In the material below, find each line holding the string "Límite" and copy it.

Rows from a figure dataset
BEGIN

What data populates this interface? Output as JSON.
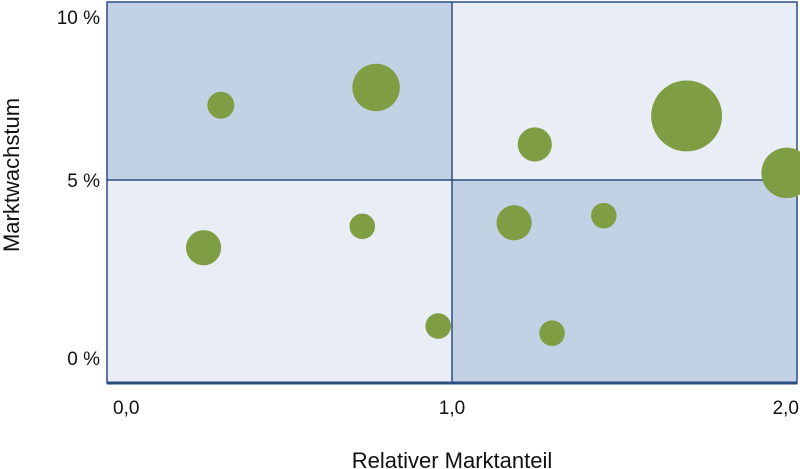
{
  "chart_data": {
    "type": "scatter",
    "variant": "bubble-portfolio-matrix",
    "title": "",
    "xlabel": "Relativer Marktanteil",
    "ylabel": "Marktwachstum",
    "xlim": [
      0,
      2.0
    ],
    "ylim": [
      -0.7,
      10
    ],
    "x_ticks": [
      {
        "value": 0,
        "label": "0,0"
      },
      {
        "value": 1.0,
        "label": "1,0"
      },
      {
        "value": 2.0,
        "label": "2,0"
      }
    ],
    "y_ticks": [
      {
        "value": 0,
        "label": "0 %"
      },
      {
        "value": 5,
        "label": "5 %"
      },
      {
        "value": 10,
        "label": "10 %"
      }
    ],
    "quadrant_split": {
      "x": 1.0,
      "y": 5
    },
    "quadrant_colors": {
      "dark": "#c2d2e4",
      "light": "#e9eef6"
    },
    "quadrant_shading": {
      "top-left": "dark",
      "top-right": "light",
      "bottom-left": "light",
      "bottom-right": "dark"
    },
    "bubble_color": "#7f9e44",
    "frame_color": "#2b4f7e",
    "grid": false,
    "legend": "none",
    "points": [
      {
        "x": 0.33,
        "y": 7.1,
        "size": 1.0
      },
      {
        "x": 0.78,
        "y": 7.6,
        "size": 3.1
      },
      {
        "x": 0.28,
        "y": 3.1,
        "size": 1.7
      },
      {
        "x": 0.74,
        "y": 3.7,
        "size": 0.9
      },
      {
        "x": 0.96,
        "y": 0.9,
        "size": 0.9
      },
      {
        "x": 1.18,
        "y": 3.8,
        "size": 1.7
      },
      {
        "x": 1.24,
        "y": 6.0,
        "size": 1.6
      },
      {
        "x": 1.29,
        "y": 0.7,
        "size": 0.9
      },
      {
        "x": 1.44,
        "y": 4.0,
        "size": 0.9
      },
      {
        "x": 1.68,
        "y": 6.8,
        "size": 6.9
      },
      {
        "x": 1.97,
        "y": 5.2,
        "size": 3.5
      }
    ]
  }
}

END
BEGIN

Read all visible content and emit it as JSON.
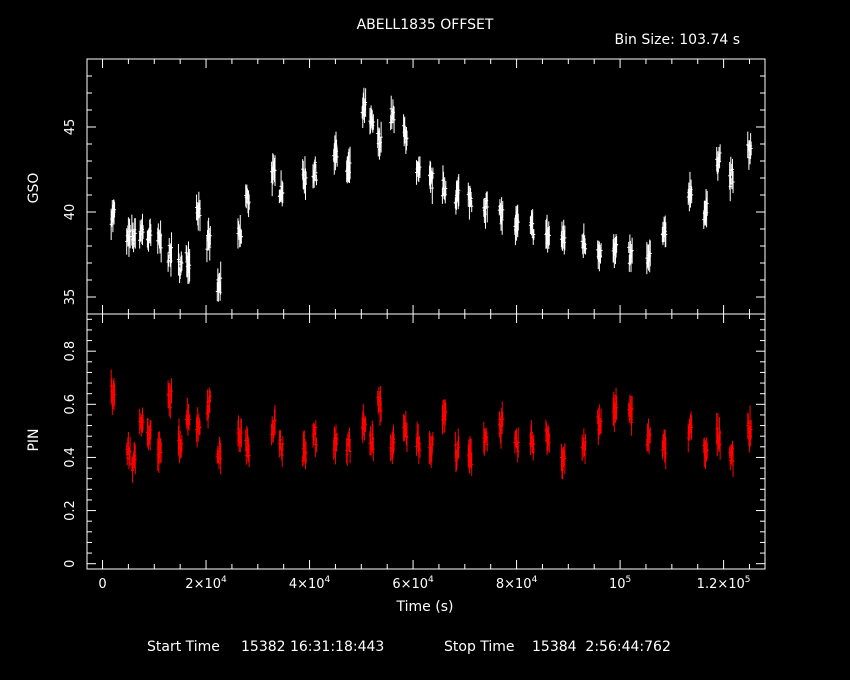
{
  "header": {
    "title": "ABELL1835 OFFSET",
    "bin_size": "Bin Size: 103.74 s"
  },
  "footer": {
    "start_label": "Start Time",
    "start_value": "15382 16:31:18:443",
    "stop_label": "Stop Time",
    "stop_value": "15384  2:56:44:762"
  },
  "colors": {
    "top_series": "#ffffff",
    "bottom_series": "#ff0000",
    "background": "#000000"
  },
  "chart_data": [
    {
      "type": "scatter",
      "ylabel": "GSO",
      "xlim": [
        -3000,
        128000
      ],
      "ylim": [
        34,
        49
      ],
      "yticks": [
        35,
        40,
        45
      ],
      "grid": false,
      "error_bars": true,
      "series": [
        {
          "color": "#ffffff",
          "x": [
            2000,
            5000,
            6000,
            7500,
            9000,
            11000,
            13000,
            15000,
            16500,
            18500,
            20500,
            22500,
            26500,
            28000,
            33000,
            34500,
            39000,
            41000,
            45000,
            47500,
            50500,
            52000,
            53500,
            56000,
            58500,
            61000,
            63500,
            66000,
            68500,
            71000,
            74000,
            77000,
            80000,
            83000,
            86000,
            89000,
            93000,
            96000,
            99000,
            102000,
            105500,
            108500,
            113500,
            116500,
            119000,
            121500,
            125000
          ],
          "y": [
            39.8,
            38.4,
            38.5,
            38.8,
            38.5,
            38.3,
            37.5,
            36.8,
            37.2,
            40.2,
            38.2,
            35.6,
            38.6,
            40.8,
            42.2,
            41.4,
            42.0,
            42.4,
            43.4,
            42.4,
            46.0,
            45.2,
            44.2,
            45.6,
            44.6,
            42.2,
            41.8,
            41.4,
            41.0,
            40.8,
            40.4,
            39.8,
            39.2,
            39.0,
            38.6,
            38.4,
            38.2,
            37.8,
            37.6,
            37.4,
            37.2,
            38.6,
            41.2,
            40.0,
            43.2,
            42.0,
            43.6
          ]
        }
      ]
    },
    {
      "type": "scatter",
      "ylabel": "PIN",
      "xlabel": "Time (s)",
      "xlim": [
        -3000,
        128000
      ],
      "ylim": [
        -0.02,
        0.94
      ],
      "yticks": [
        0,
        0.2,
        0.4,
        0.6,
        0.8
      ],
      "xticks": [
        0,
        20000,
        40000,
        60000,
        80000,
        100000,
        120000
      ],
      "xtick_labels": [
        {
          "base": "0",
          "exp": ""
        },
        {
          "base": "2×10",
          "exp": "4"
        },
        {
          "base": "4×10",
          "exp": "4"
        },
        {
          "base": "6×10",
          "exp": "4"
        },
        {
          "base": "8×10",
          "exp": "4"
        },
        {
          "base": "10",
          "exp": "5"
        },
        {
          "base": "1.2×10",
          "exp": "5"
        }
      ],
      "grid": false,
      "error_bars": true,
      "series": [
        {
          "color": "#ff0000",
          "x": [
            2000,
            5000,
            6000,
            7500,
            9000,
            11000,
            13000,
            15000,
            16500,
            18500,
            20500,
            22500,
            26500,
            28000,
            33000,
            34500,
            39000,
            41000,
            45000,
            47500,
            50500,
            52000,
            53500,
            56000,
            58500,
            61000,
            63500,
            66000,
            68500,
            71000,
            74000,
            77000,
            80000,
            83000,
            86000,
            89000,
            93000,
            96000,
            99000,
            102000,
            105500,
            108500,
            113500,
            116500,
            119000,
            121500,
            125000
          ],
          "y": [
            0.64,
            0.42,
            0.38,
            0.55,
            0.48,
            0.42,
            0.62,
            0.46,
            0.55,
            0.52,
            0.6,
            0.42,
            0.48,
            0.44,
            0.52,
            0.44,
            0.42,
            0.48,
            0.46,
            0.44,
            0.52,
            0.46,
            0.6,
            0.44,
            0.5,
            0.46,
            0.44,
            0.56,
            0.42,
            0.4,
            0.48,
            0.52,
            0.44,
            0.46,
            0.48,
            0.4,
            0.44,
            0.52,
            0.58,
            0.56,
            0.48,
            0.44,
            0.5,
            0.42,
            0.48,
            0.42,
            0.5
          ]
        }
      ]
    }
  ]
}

END
BEGIN

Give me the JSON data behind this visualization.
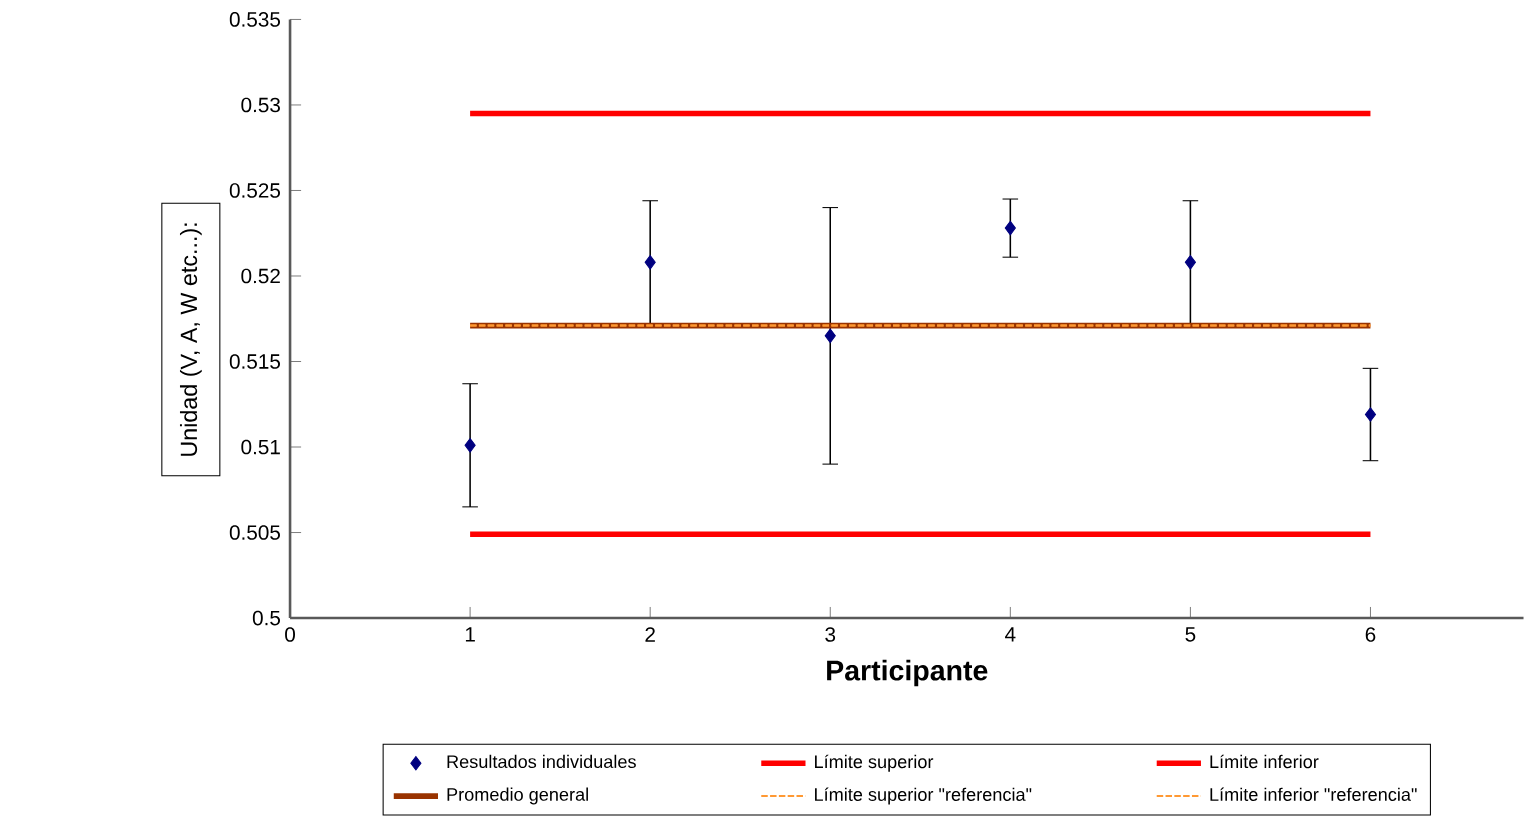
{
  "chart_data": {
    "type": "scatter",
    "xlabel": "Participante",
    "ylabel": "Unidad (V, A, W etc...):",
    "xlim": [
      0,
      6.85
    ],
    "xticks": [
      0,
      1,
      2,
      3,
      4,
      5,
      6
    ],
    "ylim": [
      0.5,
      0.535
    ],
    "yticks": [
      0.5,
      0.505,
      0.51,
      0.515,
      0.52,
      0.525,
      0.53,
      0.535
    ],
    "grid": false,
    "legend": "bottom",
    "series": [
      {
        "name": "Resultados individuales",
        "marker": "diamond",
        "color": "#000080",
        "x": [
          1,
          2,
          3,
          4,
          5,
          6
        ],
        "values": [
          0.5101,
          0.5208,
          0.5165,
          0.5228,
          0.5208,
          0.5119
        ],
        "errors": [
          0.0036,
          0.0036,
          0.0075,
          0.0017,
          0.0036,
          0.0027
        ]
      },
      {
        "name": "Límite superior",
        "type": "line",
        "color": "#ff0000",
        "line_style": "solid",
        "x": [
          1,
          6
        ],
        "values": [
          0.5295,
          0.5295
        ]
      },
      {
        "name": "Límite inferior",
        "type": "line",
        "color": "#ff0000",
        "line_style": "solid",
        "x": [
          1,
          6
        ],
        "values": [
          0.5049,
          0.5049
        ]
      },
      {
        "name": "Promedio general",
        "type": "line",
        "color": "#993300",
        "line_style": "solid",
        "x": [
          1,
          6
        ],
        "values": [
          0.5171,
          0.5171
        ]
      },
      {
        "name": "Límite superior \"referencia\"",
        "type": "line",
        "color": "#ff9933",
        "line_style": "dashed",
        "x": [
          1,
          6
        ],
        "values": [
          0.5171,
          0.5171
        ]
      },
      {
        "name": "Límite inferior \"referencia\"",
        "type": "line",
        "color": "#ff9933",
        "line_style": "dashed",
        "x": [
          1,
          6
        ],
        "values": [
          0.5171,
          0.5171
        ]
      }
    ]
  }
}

END

* _Task result_
        "name": "Límite superior",
        "name": "Límite inferior",
        "name": "Límite superior \"referencia\"",
        "name": "Límite inferior \"referencia\"",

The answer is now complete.